━━━ GIVEN DATA ━━━

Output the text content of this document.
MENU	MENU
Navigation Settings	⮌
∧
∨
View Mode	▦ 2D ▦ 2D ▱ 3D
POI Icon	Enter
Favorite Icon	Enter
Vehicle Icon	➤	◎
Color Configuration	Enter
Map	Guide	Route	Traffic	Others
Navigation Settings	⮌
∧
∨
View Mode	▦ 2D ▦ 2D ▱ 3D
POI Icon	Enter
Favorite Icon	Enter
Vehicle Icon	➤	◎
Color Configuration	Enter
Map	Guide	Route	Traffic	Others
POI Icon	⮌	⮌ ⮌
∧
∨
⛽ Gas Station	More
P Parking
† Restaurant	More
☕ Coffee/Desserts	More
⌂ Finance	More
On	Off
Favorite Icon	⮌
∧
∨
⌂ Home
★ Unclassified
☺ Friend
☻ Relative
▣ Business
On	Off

━━━
━━━ GIVEN DATA ━━━

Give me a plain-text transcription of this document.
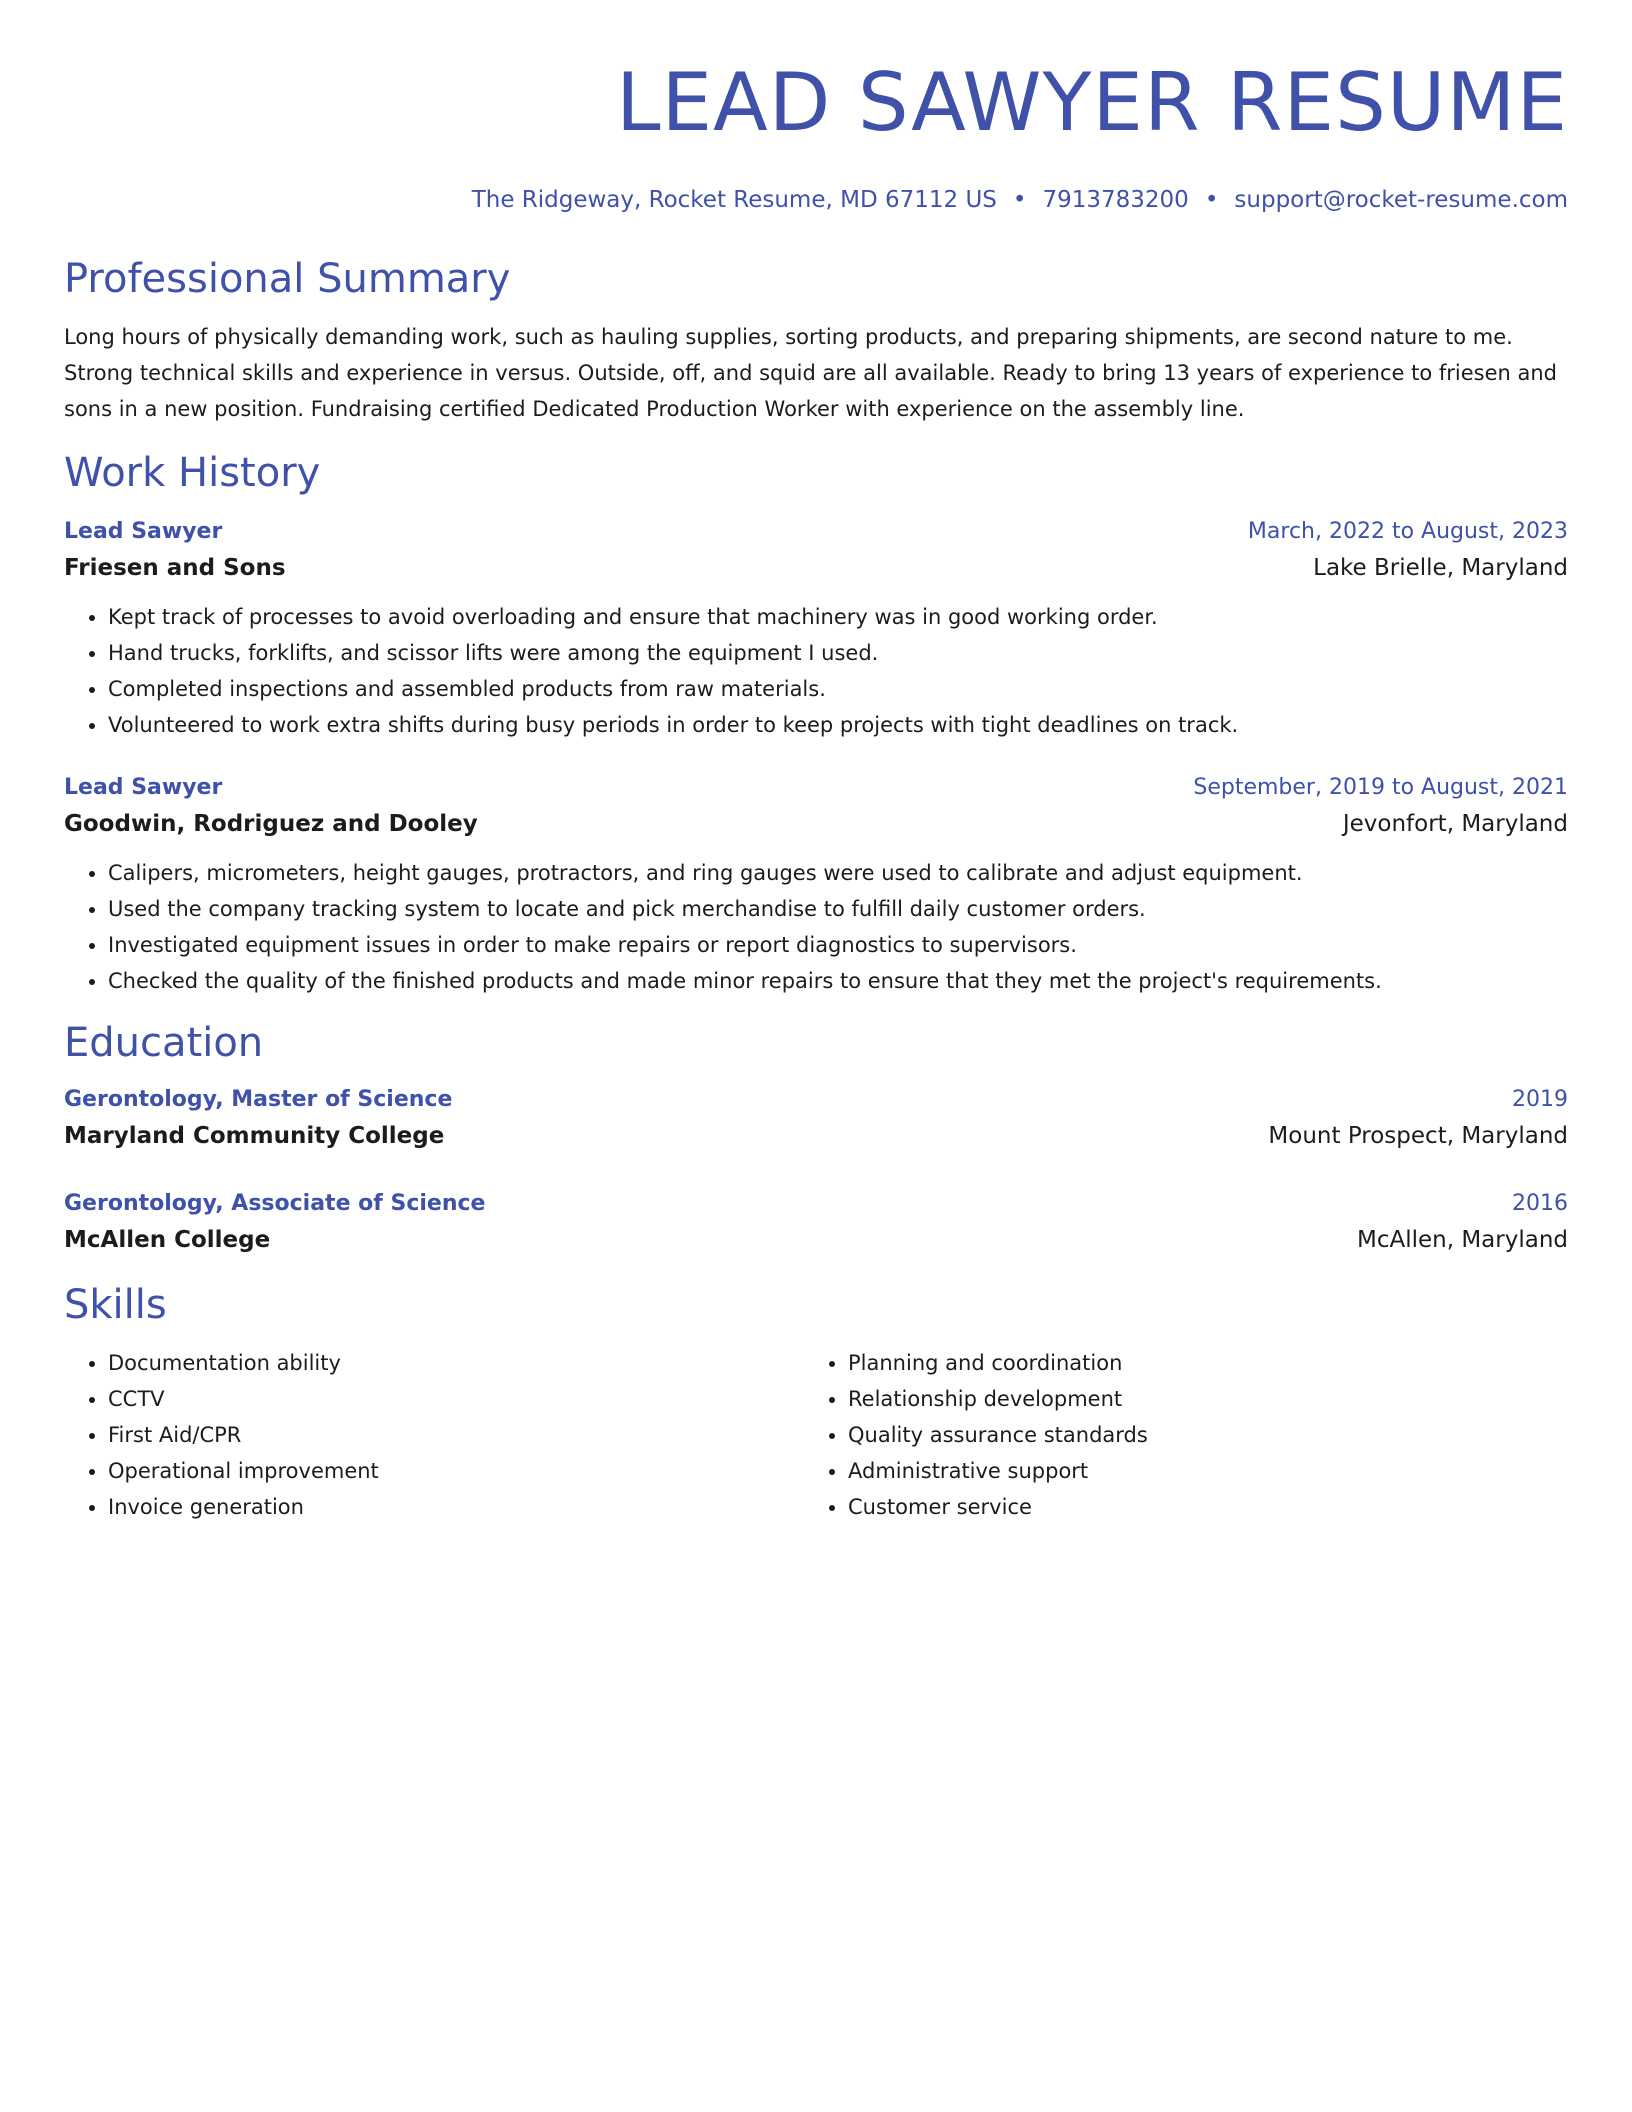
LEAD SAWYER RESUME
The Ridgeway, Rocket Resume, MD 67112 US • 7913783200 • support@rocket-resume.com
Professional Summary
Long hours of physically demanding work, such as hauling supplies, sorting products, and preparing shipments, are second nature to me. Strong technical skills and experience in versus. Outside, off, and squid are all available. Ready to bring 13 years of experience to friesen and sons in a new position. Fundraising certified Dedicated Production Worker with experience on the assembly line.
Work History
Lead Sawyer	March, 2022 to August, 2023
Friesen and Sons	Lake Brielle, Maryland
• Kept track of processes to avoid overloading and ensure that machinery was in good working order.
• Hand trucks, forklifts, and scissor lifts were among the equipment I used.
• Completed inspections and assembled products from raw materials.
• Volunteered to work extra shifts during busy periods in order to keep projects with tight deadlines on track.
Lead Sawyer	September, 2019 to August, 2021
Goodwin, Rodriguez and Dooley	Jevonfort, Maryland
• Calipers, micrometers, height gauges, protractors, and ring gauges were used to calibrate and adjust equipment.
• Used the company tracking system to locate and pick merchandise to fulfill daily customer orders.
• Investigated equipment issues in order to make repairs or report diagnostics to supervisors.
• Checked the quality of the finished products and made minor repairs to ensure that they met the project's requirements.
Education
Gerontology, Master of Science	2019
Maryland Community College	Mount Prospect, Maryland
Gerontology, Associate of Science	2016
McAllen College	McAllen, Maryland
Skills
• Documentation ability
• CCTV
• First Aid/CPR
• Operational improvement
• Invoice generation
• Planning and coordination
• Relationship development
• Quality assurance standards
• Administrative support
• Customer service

━━━
━━━ GIVEN DATA ━━━

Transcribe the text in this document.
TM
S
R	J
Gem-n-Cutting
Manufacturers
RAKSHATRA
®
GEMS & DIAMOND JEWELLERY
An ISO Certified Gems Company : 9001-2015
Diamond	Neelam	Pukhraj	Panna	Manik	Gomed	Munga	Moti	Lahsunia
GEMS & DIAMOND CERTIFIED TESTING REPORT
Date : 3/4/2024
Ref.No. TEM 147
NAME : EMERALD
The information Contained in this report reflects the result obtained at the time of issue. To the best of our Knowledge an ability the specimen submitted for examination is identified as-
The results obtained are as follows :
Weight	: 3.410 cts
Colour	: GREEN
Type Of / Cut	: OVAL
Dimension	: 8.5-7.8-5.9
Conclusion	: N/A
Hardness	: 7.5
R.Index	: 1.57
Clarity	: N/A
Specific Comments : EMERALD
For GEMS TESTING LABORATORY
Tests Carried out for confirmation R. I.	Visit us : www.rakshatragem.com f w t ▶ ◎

━━━

= PROBLEM TO WORK ON =
Select every line in the records above that contains the word "ensure".

= WRITTEN RESPONSE =
• Kept track of processes to avoid overloading and ensure that machinery was in good working order.
• Checked the quality of the finished products and made minor repairs to ensure that they met the project's requirements.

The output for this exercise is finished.